### Task objective
Copy down all of the data underneath, exactly as shown.

(Stored data entries)
==========

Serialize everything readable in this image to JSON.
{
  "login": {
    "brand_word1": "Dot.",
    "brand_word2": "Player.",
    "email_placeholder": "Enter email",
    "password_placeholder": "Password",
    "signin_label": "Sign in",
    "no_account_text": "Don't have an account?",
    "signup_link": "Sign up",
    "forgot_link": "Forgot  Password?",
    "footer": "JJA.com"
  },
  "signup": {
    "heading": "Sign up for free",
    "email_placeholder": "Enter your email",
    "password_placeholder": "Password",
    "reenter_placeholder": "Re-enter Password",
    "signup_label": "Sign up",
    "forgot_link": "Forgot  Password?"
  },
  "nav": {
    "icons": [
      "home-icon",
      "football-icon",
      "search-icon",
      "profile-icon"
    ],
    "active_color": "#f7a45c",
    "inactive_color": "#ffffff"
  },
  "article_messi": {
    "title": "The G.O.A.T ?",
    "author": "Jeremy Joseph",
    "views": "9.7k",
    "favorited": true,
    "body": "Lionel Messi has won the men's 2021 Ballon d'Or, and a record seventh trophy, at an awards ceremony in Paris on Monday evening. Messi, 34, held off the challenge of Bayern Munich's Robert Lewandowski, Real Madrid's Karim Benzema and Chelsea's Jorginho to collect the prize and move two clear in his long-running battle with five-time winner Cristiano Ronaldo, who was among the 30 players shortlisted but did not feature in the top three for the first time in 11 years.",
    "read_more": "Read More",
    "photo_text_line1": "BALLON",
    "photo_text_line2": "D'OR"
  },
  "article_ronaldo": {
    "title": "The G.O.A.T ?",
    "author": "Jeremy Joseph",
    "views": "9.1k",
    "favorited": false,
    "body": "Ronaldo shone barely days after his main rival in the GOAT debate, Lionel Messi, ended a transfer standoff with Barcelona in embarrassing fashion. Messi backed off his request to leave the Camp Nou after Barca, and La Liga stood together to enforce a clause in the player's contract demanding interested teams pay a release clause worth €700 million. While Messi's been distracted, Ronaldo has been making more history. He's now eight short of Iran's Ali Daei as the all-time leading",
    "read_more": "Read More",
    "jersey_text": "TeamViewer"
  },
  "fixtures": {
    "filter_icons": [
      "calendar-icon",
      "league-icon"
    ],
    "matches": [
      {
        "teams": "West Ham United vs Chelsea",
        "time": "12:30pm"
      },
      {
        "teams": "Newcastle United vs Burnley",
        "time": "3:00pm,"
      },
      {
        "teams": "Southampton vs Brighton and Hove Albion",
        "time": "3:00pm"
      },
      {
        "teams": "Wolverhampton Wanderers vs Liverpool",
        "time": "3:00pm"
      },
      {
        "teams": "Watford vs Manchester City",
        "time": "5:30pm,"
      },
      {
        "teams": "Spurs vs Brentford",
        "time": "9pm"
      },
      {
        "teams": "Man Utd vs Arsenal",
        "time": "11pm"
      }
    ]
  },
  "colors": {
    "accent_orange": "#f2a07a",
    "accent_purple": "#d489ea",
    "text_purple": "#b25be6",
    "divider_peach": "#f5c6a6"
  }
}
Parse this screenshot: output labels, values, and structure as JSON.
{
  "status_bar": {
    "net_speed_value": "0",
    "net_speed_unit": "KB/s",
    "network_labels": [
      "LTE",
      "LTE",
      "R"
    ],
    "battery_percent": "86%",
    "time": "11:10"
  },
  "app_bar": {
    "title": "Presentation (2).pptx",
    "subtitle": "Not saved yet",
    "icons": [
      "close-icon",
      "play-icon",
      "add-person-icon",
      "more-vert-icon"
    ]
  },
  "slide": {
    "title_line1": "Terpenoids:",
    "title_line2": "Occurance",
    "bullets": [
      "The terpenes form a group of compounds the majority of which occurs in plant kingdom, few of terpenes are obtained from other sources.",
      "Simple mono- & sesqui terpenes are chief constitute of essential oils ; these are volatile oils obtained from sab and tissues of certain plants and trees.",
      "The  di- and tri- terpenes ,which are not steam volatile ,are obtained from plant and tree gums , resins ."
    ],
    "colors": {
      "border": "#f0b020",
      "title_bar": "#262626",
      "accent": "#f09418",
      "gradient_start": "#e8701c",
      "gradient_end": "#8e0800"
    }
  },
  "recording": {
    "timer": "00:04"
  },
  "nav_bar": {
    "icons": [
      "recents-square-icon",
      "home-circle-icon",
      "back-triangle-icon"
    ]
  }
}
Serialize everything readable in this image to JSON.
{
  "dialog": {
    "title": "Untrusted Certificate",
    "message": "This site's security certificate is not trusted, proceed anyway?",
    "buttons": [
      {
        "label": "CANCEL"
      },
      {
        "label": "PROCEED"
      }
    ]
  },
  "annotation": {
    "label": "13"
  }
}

==========

### Answer to this task
Serialize everything readable in this image to JSON.
{
  "login": {
    "brand_word1": "Dot.",
    "brand_word2": "Player.",
    "email_placeholder": "Enter email",
    "password_placeholder": "Password",
    "signin_label": "Sign in",
    "no_account_text": "Don't have an account?",
    "signup_link": "Sign up",
    "forgot_link": "Forgot  Password?",
    "footer": "JJA.com"
  },
  "signup": {
    "heading": "Sign up for free",
    "email_placeholder": "Enter your email",
    "password_placeholder": "Password",
    "reenter_placeholder": "Re-enter Password",
    "signup_label": "Sign up",
    "forgot_link": "Forgot  Password?"
  },
  "nav": {
    "icons": [
      "home-icon",
      "football-icon",
      "search-icon",
      "profile-icon"
    ],
    "active_color": "#f7a45c",
    "inactive_color": "#ffffff"
  },
  "article_messi": {
    "title": "The G.O.A.T ?",
    "author": "Jeremy Joseph",
    "views": "9.7k",
    "favorited": true,
    "body": "Lionel Messi has won the men's 2021 Ballon d'Or, and a record seventh trophy, at an awards ceremony in Paris on Monday evening. Messi, 34, held off the challenge of Bayern Munich's Robert Lewandowski, Real Madrid's Karim Benzema and Chelsea's Jorginho to collect the prize and move two clear in his long-running battle with five-time winner Cristiano Ronaldo, who was among the 30 players shortlisted but did not feature in the top three for the first time in 11 years.",
    "read_more": "Read More",
    "photo_text_line1": "BALLON",
    "photo_text_line2": "D'OR"
  },
  "article_ronaldo": {
    "title": "The G.O.A.T ?",
    "author": "Jeremy Joseph",
    "views": "9.1k",
    "favorited": false,
    "body": "Ronaldo shone barely days after his main rival in the GOAT debate, Lionel Messi, ended a transfer standoff with Barcelona in embarrassing fashion. Messi backed off his request to leave the Camp Nou after Barca, and La Liga stood together to enforce a clause in the player's contract demanding interested teams pay a release clause worth €700 million. While Messi's been distracted, Ronaldo has been making more history. He's now eight short of Iran's Ali Daei as the all-time leading",
    "read_more": "Read More",
    "jersey_text": "TeamViewer"
  },
  "fixtures": {
    "filter_icons": [
      "calendar-icon",
      "league-icon"
    ],
    "matches": [
      {
        "teams": "West Ham United vs Chelsea",
        "time": "12:30pm"
      },
      {
        "teams": "Newcastle United vs Burnley",
        "time": "3:00pm,"
      },
      {
        "teams": "Southampton vs Brighton and Hove Albion",
        "time": "3:00pm"
      },
      {
        "teams": "Wolverhampton Wanderers vs Liverpool",
        "time": "3:00pm"
      },
      {
        "teams": "Watford vs Manchester City",
        "time": "5:30pm,"
      },
      {
        "teams": "Spurs vs Brentford",
        "time": "9pm"
      },
      {
        "teams": "Man Utd vs Arsenal",
        "time": "11pm"
      }
    ]
  },
  "colors": {
    "accent_orange": "#f2a07a",
    "accent_purple": "#d489ea",
    "text_purple": "#b25be6",
    "divider_peach": "#f5c6a6"
  }
}
Parse this screenshot: output labels, values, and structure as JSON.
{
  "status_bar": {
    "net_speed_value": "0",
    "net_speed_unit": "KB/s",
    "network_labels": [
      "LTE",
      "LTE",
      "R"
    ],
    "battery_percent": "86%",
    "time": "11:10"
  },
  "app_bar": {
    "title": "Presentation (2).pptx",
    "subtitle": "Not saved yet",
    "icons": [
      "close-icon",
      "play-icon",
      "add-person-icon",
      "more-vert-icon"
    ]
  },
  "slide": {
    "title_line1": "Terpenoids:",
    "title_line2": "Occurance",
    "bullets": [
      "The terpenes form a group of compounds the majority of which occurs in plant kingdom, few of terpenes are obtained from other sources.",
      "Simple mono- & sesqui terpenes are chief constitute of essential oils ; these are volatile oils obtained from sab and tissues of certain plants and trees.",
      "The  di- and tri- terpenes ,which are not steam volatile ,are obtained from plant and tree gums , resins ."
    ],
    "colors": {
      "border": "#f0b020",
      "title_bar": "#262626",
      "accent": "#f09418",
      "gradient_start": "#e8701c",
      "gradient_end": "#8e0800"
    }
  },
  "recording": {
    "timer": "00:04"
  },
  "nav_bar": {
    "icons": [
      "recents-square-icon",
      "home-circle-icon",
      "back-triangle-icon"
    ]
  }
}
Serialize everything readable in this image to JSON.
{
  "dialog": {
    "title": "Untrusted Certificate",
    "message": "This site's security certificate is not trusted, proceed anyway?",
    "buttons": [
      {
        "label": "CANCEL"
      },
      {
        "label": "PROCEED"
      }
    ]
  },
  "annotation": {
    "label": "13"
  }
}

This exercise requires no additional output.